# DATASET RECORDS

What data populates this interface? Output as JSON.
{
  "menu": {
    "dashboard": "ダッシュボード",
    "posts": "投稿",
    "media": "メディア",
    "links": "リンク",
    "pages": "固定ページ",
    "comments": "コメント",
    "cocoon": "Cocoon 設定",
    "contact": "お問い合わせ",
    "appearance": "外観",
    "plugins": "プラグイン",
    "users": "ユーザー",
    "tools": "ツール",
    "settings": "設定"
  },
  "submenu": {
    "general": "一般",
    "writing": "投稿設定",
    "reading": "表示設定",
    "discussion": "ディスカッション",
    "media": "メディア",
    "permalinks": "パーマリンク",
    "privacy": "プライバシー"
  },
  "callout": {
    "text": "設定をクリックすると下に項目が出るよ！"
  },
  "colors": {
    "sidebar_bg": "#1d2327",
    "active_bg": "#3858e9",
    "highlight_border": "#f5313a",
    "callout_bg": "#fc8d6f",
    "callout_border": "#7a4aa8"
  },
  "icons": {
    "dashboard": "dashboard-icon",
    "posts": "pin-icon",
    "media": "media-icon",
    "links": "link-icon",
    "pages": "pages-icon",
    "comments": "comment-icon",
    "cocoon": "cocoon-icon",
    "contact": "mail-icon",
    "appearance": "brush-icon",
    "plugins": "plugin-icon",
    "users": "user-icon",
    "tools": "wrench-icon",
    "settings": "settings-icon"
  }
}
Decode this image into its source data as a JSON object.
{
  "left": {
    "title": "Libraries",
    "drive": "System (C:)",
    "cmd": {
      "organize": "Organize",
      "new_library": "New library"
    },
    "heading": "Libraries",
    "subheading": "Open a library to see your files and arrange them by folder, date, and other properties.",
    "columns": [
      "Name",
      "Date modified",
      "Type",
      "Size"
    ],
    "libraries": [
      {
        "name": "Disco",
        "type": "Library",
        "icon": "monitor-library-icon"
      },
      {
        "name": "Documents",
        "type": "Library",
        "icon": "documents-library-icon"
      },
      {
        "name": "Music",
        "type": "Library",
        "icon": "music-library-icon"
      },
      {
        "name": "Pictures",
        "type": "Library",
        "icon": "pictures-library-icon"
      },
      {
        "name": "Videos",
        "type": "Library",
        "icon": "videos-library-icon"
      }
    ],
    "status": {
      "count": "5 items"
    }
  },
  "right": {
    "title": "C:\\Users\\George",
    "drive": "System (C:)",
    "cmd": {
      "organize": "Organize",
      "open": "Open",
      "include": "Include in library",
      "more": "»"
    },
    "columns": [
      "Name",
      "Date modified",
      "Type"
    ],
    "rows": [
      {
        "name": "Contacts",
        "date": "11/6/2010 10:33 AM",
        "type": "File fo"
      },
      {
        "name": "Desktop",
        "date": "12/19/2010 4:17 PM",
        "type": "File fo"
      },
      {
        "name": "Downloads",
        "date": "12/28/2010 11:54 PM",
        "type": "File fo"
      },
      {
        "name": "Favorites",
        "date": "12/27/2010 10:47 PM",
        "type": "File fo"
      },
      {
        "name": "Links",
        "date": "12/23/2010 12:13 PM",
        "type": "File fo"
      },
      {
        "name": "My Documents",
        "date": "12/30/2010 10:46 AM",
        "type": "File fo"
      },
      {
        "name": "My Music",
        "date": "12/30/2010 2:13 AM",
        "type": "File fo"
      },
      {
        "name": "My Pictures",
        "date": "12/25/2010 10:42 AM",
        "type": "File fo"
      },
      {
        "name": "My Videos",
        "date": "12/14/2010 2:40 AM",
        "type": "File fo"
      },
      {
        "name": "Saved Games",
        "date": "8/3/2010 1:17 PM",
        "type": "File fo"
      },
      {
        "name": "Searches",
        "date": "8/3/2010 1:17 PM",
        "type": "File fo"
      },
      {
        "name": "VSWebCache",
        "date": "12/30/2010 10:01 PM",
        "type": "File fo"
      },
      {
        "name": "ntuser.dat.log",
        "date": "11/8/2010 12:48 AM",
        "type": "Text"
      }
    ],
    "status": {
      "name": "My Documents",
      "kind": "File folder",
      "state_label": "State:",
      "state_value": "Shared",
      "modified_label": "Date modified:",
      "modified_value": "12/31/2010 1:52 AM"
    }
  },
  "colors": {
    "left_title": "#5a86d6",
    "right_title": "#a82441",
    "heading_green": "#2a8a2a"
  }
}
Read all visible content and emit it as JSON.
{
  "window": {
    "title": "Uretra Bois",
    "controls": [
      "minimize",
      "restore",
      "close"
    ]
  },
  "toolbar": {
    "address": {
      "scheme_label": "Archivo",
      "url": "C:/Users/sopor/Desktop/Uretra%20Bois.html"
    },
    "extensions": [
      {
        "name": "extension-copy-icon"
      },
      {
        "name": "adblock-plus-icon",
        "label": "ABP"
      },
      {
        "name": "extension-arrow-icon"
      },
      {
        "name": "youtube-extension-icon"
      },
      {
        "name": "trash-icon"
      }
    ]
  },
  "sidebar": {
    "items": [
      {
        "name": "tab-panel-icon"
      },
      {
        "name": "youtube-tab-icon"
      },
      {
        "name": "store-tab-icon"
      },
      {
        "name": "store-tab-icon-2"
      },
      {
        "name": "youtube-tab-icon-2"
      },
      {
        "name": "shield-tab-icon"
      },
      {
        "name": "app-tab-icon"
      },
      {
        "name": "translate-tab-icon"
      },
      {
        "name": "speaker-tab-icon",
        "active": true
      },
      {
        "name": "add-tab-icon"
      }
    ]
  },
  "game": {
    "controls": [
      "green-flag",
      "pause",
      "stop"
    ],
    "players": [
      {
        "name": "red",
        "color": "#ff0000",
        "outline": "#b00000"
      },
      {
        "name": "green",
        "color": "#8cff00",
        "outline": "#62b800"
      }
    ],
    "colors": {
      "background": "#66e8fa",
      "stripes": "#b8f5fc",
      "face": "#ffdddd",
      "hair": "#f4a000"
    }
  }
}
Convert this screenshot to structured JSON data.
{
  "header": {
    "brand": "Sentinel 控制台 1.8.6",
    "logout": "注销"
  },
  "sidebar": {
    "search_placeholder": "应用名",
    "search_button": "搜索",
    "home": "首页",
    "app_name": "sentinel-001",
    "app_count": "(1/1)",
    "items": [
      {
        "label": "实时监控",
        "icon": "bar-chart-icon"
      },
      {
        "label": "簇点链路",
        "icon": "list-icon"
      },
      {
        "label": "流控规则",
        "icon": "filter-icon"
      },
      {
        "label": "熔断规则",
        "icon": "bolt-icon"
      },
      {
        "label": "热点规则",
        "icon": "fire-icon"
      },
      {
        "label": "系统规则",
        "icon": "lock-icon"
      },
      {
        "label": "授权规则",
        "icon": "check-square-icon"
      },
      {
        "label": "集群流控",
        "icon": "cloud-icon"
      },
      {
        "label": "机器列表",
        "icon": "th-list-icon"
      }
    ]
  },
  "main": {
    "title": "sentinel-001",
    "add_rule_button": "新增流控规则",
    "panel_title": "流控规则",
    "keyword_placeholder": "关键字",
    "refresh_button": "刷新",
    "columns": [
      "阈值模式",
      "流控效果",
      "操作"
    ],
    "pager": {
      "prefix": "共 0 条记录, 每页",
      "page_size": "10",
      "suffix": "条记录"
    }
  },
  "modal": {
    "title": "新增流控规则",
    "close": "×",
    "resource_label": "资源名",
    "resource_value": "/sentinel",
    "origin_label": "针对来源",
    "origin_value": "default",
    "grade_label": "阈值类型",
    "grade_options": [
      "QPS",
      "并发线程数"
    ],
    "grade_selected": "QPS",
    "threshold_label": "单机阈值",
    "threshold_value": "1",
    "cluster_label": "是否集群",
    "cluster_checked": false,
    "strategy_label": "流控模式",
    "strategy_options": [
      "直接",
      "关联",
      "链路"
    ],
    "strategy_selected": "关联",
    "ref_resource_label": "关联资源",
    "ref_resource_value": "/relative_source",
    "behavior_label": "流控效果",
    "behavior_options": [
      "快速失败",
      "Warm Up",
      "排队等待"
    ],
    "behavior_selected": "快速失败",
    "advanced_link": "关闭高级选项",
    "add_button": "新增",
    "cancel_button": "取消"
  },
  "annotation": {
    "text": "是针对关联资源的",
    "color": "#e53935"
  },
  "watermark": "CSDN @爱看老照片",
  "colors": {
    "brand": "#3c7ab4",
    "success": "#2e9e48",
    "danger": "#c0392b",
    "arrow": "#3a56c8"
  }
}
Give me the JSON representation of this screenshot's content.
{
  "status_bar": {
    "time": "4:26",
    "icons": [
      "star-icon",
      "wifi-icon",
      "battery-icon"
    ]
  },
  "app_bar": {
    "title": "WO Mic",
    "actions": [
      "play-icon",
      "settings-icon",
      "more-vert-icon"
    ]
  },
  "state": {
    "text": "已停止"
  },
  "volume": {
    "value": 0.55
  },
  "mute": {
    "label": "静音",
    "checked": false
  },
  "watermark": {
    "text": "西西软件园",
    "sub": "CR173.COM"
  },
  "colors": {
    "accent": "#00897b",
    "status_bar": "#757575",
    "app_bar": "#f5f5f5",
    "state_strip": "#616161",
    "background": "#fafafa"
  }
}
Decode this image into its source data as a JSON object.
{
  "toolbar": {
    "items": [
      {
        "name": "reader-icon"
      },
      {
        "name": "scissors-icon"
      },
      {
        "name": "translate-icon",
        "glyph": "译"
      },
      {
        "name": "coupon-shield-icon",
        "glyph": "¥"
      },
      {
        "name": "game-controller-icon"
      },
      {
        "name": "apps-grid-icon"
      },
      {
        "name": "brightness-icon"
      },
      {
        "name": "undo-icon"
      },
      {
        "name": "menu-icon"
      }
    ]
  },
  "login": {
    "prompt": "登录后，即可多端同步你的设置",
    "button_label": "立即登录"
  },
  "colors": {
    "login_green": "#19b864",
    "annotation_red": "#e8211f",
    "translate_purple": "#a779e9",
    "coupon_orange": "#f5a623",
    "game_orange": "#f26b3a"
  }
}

# WRITTEN INSTRUCTION
Scan the material line by line and report each one that contains "youtube".

# COMPLETED EXERCISE
        "name": "youtube-extension-icon"
        "name": "youtube-tab-icon"
        "name": "youtube-tab-icon-2"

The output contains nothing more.